* **What to produce**: Single out each line with the word "小时放松" and copy it.
# # #
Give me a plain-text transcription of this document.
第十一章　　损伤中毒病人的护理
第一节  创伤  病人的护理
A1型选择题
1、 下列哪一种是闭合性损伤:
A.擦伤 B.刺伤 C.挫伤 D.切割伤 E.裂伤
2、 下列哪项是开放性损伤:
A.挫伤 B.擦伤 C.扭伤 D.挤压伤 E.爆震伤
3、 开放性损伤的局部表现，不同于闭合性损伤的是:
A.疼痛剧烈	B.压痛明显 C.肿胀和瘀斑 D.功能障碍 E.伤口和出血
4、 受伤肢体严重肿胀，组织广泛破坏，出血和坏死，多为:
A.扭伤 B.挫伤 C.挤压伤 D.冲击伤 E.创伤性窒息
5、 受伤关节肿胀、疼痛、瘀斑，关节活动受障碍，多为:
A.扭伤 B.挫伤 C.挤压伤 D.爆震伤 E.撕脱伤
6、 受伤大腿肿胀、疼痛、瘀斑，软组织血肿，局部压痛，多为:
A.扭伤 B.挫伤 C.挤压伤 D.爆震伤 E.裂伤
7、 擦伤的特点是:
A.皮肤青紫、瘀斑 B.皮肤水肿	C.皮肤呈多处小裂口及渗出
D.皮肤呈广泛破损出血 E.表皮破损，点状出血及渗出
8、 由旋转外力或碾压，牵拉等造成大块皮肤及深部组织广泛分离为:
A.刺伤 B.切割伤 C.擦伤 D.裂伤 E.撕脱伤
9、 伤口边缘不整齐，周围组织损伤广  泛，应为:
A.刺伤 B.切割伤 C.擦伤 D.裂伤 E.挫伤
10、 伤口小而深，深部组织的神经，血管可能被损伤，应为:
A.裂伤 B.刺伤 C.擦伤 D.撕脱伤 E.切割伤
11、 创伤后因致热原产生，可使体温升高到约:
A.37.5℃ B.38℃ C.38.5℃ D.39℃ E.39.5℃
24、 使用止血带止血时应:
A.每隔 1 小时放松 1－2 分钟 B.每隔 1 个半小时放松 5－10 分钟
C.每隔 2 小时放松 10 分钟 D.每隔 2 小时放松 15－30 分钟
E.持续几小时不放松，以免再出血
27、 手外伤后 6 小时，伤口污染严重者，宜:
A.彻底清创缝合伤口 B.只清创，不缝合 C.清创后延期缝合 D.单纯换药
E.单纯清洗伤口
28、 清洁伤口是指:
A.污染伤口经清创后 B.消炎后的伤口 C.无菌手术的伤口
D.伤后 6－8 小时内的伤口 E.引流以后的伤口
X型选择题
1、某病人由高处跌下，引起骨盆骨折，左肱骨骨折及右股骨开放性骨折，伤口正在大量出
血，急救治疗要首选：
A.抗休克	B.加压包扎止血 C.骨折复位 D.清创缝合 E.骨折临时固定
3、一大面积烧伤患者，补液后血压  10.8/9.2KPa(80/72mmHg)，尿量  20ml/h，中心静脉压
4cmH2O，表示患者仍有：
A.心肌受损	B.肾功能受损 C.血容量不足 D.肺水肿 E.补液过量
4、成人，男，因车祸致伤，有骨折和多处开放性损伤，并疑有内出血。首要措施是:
# # #
* **The completed task**:
A.每隔 1 小时放松 1－2 分钟 B.每隔 1 个半小时放松 5－10 分钟
C.每隔 2 小时放松 10 分钟 D.每隔 2 小时放松 15－30 分钟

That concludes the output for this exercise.